- Aim
Collect each line holding the string "this".

****************

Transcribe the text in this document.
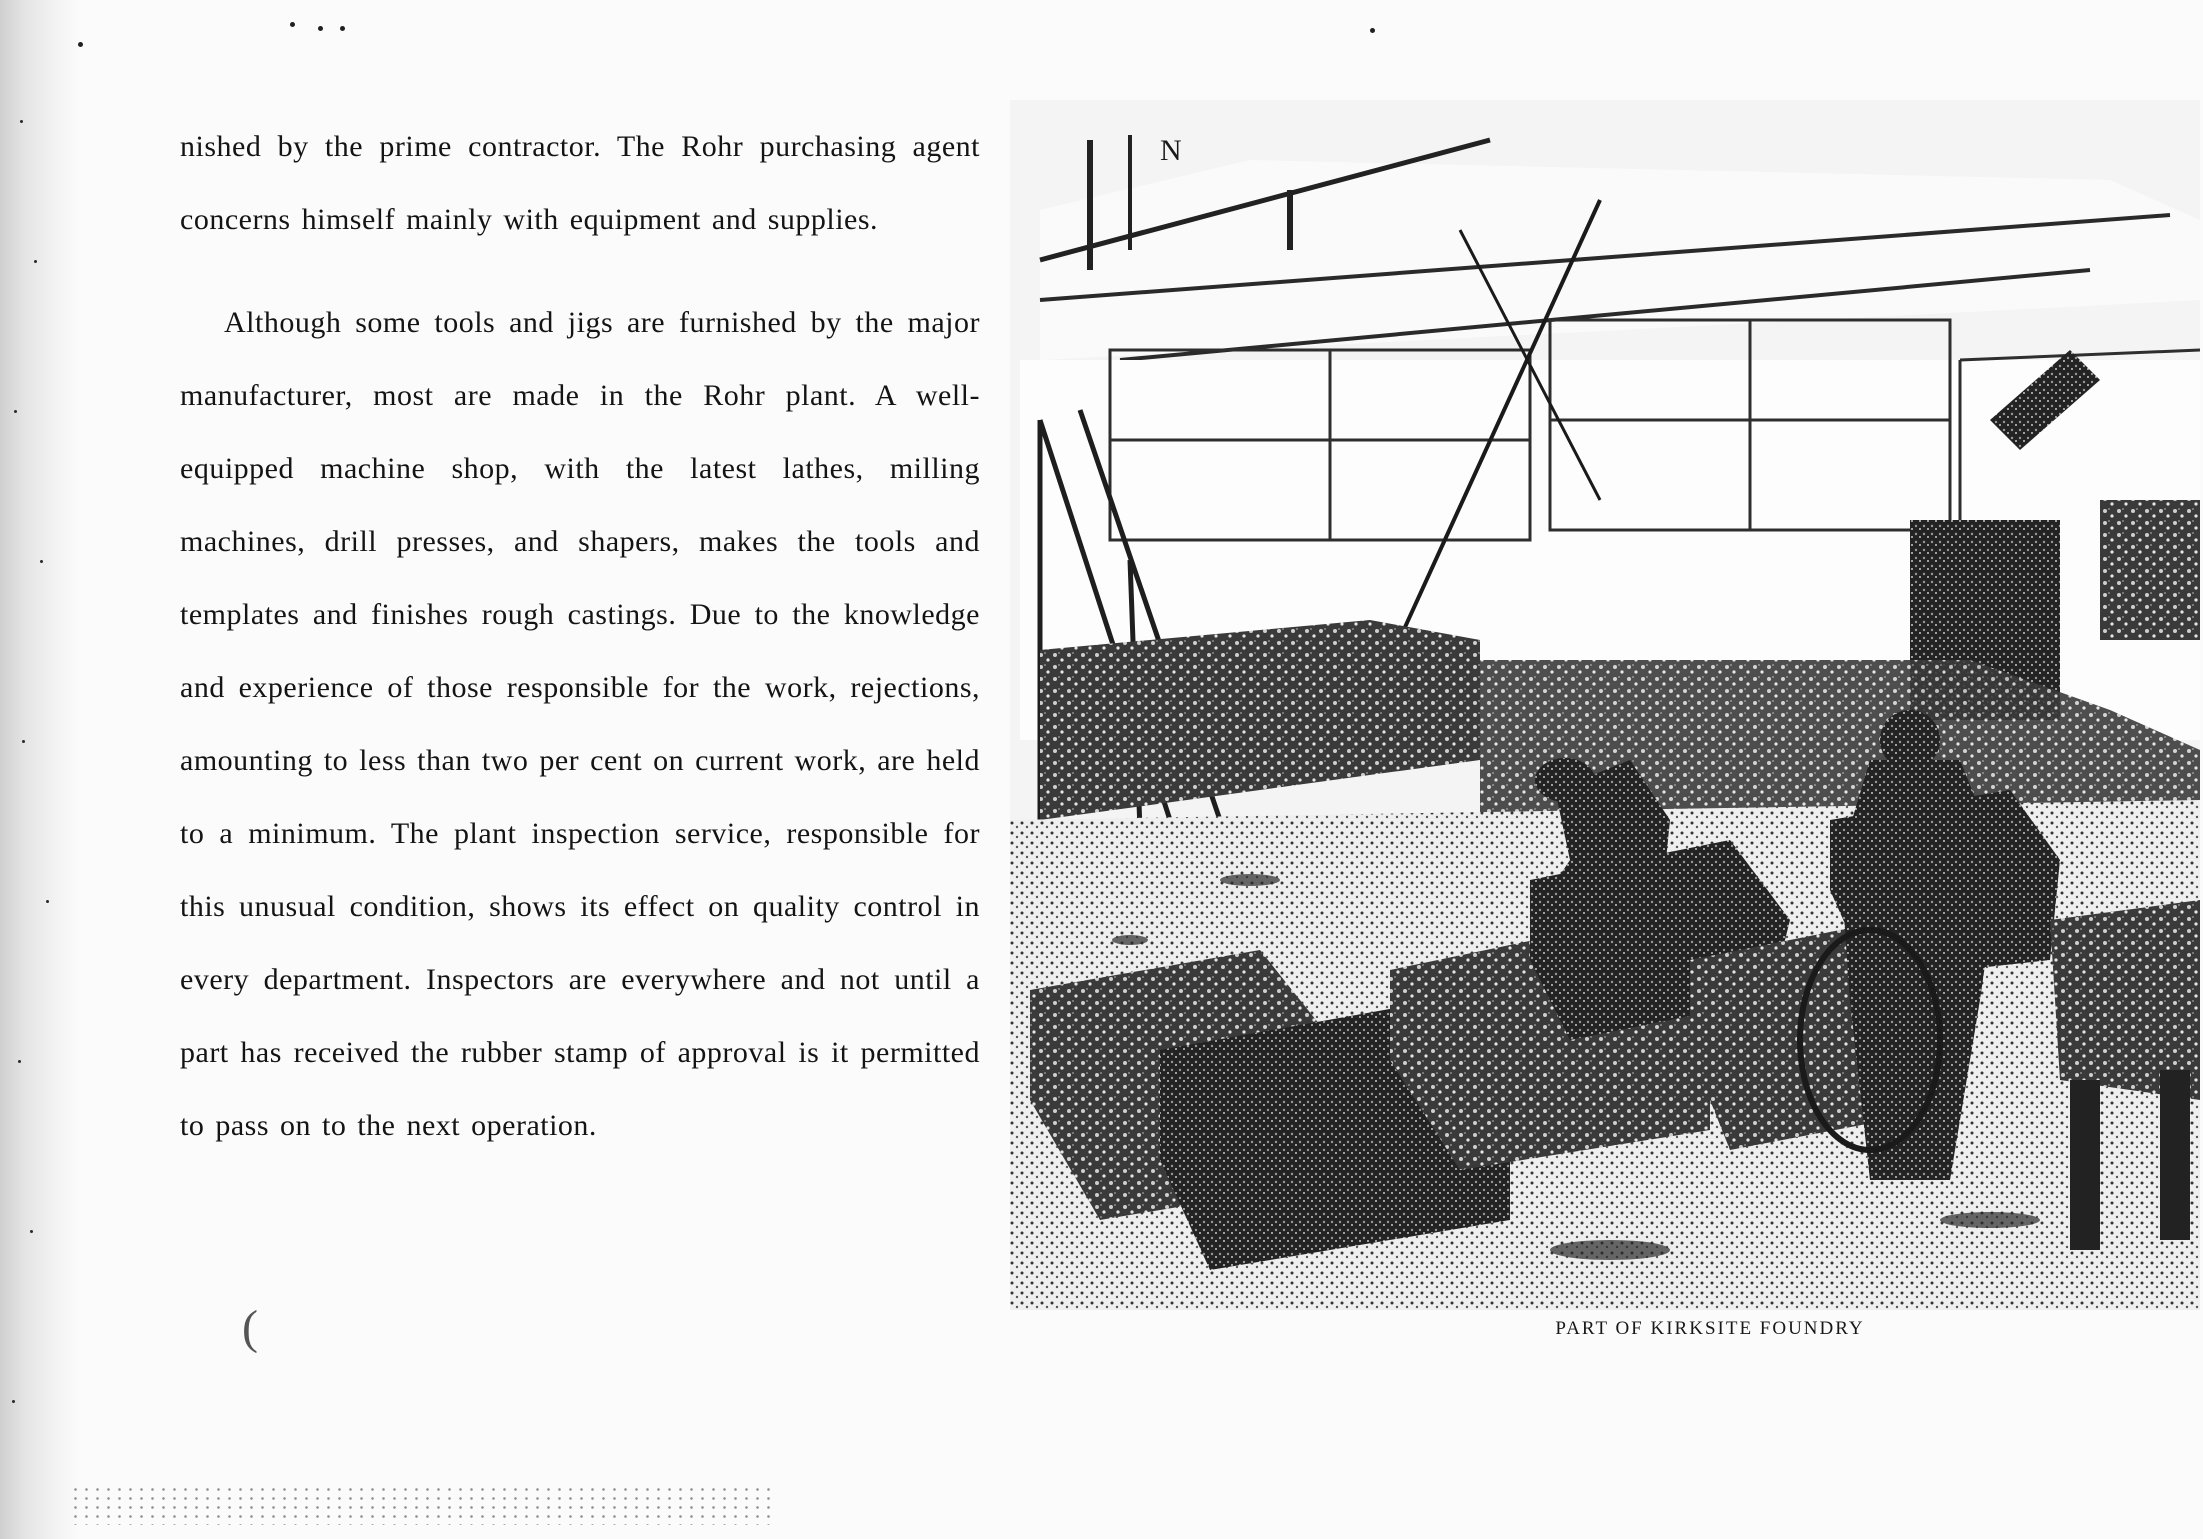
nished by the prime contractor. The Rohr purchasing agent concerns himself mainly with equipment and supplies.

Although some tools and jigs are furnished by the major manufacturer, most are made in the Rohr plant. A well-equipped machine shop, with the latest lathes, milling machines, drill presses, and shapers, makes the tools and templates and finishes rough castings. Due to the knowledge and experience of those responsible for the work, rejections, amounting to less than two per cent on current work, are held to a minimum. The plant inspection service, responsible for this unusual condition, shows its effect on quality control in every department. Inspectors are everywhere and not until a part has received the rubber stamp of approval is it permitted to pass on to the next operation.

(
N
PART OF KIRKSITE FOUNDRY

****************

- Reply
Transcribe the text in this document.
Although some tools and jigs are furnished by the major manufacturer, most are made in the Rohr plant. A well-equipped machine shop, with the latest lathes, milling machines, drill presses, and shapers, makes the tools and templates and finishes rough castings. Due to the knowledge and experience of those responsible for the work, rejections, amounting to less than two per cent on current work, are held to a minimum. The plant inspection service, responsible for this unusual condition, shows its effect on quality control in every department. Inspectors are everywhere and not until a part has received the rubber stamp of approval is it permitted to pass on to the next operation.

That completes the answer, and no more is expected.